%%

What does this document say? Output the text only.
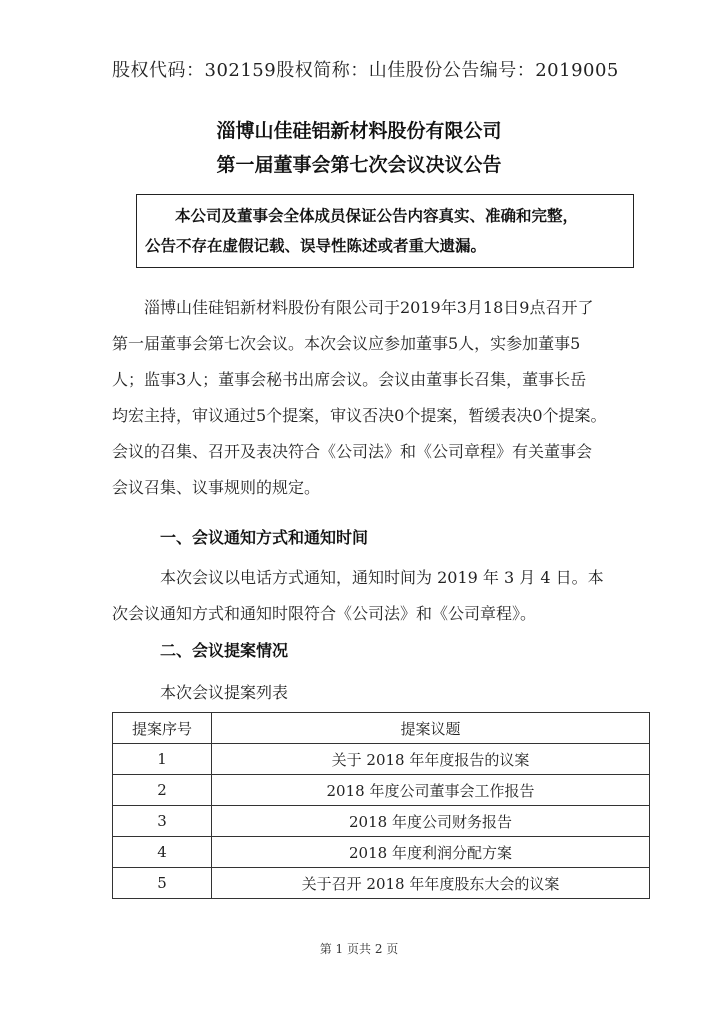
股权代码：302159股权简称：山佳股份公告编号：2019005
淄博山佳硅铝新材料股份有限公司
第一届董事会第七次会议决议公告
本公司及董事会全体成员保证公告内容真实、准确和完整，
公告不存在虚假记载、误导性陈述或者重大遗漏。
淄博山佳硅铝新材料股份有限公司于2019年3月18日9点召开了
第一届董事会第七次会议。本次会议应参加董事5人，实参加董事5
人；监事3人；董事会秘书出席会议。会议由董事长召集，董事长岳
均宏主持，审议通过5个提案，审议否决0个提案，暂缓表决0个提案。
会议的召集、召开及表决符合《公司法》和《公司章程》有关董事会
会议召集、议事规则的规定。
一、会议通知方式和通知时间
本次会议以电话方式通知，通知时间为 2019 年 3 月 4 日。本
次会议通知方式和通知时限符合《公司法》和《公司章程》。
二、会议提案情况
本次会议提案列表
提案序号	提案议题
1	关于 2018 年年度报告的议案
2	2018 年度公司董事会工作报告
3	2018 年度公司财务报告
4	2018 年度利润分配方案
5	关于召开 2018 年年度股东大会的议案
第 1 页共 2 页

%%

Problem to work on.
Repeat the material above word for word and skip every image in it.

Written answer.
What does this document say? Output the text only.
股权代码：302159股权简称：山佳股份公告编号：2019005
淄博山佳硅铝新材料股份有限公司
第一届董事会第七次会议决议公告
本公司及董事会全体成员保证公告内容真实、准确和完整，
公告不存在虚假记载、误导性陈述或者重大遗漏。
淄博山佳硅铝新材料股份有限公司于2019年3月18日9点召开了
第一届董事会第七次会议。本次会议应参加董事5人，实参加董事5
人；监事3人；董事会秘书出席会议。会议由董事长召集，董事长岳
均宏主持，审议通过5个提案，审议否决0个提案，暂缓表决0个提案。
会议的召集、召开及表决符合《公司法》和《公司章程》有关董事会
会议召集、议事规则的规定。
一、会议通知方式和通知时间
本次会议以电话方式通知，通知时间为 2019 年 3 月 4 日。本
次会议通知方式和通知时限符合《公司法》和《公司章程》。
二、会议提案情况
本次会议提案列表
提案序号	提案议题
1	关于 2018 年年度报告的议案
2	2018 年度公司董事会工作报告
3	2018 年度公司财务报告
4	2018 年度利润分配方案
5	关于召开 2018 年年度股东大会的议案
第 1 页共 2 页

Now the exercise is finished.